**The problem:** Work out how many lines of the records contain "Костюк". Answer with the number and nothing else.
□ □ □
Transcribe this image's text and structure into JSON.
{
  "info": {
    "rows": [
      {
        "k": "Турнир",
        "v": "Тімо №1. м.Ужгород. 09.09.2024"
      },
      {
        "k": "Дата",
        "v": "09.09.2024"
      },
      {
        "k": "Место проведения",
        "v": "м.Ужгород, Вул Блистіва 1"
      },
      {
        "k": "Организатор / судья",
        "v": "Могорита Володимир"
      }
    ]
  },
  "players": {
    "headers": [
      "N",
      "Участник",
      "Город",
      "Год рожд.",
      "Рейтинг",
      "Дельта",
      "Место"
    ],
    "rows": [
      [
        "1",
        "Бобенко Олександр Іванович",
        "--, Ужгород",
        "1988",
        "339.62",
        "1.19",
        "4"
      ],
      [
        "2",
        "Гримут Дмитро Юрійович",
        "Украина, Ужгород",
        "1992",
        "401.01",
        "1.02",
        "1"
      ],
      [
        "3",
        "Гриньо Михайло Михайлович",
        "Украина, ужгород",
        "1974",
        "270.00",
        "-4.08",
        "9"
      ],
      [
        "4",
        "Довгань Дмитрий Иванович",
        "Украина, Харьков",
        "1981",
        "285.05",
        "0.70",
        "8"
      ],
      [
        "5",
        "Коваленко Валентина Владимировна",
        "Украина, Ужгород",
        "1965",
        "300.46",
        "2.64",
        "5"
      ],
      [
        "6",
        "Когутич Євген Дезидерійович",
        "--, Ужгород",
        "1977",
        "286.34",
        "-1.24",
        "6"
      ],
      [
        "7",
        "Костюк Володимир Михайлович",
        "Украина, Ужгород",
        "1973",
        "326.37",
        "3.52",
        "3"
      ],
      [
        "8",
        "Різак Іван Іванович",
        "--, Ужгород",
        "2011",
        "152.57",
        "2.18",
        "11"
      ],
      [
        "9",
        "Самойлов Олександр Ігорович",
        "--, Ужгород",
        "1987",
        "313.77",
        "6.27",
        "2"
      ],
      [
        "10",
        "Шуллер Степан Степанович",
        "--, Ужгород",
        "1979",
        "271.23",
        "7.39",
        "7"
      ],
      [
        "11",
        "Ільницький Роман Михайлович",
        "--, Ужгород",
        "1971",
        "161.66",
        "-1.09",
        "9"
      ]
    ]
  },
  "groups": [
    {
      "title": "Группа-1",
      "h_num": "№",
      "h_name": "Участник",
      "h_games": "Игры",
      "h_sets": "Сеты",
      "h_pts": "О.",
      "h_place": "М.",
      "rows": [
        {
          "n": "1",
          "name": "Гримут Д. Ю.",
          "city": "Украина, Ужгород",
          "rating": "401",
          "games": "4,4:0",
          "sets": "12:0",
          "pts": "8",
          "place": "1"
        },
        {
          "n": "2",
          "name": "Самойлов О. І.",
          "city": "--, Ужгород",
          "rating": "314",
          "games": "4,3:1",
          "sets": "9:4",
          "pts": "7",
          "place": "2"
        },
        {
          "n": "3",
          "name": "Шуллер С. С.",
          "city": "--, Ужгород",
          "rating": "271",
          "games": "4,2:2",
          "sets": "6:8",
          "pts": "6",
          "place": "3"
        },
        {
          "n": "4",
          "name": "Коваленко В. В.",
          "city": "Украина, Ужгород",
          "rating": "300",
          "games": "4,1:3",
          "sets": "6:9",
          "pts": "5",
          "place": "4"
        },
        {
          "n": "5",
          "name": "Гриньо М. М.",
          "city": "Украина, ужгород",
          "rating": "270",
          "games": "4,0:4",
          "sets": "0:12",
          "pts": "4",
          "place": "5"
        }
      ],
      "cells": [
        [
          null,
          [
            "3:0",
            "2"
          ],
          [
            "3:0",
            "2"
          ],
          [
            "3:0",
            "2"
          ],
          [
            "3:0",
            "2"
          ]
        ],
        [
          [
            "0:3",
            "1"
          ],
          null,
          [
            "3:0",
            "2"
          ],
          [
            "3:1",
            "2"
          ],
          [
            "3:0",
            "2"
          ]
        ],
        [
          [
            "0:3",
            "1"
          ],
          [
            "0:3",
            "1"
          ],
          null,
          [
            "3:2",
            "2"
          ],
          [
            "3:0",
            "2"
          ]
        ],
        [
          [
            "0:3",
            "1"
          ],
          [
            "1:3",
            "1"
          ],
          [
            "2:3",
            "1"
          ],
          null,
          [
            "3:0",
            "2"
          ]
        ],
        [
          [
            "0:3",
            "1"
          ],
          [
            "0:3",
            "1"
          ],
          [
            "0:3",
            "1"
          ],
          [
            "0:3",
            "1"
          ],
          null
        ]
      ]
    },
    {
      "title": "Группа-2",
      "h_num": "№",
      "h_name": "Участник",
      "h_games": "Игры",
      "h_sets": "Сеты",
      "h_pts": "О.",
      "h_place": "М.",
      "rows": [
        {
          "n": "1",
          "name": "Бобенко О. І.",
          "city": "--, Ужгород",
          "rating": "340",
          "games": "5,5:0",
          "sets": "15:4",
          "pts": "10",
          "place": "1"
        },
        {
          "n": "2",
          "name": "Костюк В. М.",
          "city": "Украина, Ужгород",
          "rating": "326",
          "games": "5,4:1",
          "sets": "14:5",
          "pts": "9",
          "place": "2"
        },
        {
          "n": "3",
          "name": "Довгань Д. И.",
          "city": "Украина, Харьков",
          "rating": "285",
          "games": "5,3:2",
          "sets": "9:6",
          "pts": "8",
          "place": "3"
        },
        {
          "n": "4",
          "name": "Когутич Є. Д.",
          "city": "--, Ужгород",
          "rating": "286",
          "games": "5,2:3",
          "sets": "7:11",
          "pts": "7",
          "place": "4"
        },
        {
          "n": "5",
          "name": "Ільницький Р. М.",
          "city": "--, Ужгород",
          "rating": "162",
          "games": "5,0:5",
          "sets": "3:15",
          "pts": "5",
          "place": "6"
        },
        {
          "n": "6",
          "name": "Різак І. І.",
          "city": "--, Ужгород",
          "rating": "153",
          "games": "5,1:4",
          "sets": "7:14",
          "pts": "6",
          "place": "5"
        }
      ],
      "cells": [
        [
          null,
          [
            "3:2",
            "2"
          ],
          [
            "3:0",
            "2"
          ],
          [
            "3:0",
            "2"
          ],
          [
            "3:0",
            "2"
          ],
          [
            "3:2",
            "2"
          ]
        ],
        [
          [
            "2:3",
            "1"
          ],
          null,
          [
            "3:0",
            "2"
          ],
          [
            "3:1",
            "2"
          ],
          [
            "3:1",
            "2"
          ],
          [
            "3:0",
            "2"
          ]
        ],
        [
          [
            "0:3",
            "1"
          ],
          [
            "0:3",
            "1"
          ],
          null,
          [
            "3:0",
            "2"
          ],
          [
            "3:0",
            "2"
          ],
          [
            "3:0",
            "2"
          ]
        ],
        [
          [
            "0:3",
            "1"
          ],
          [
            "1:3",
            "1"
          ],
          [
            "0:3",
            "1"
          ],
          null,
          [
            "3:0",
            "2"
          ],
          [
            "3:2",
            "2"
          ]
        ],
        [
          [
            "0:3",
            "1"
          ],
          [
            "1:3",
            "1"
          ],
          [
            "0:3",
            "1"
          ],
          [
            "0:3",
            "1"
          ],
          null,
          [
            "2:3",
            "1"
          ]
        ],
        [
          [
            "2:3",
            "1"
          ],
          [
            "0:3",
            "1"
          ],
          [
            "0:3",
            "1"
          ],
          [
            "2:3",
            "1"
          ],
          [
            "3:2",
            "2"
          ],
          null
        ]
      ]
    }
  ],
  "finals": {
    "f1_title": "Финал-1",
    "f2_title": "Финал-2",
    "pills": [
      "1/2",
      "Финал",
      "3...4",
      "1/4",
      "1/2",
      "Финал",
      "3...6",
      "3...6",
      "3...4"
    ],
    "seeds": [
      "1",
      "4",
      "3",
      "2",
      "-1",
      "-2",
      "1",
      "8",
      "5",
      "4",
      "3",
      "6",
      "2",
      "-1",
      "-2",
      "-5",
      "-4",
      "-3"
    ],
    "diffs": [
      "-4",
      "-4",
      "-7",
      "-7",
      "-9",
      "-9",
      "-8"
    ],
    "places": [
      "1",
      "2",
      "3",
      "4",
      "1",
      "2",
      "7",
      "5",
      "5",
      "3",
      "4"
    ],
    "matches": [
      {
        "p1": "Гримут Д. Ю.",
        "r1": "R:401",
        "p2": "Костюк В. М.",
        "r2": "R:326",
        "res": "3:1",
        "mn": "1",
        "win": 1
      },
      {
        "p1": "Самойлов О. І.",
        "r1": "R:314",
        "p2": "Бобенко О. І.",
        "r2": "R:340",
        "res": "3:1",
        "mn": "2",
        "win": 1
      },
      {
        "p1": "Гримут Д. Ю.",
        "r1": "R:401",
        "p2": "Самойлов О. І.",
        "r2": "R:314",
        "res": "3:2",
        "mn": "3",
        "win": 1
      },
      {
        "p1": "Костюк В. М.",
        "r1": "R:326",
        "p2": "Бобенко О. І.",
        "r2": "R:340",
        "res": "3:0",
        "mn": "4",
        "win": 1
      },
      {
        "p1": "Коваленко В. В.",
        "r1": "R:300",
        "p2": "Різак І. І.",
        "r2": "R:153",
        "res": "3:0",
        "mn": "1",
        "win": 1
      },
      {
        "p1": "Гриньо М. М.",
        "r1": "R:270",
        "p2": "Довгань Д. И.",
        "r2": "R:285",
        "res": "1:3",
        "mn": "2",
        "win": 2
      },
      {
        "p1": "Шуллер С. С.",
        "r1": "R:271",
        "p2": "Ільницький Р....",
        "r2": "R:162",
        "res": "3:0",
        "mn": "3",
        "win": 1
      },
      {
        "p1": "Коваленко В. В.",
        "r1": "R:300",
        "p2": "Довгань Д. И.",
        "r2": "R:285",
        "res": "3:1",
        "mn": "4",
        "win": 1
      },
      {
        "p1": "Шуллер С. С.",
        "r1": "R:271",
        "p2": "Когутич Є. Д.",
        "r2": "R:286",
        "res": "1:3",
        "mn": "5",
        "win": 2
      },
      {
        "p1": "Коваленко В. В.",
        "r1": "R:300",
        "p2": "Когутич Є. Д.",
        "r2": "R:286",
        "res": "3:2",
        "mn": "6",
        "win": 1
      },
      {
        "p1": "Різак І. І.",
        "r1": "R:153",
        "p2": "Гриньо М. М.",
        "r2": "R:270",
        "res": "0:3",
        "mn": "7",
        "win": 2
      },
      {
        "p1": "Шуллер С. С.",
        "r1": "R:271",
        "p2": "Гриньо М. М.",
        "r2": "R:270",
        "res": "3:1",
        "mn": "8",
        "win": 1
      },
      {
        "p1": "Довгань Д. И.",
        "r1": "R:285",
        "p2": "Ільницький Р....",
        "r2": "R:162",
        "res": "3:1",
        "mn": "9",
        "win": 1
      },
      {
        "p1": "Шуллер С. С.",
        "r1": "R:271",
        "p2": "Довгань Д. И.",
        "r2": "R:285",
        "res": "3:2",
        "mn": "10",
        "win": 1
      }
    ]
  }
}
□ □ □
**Reply to the exercise:** 4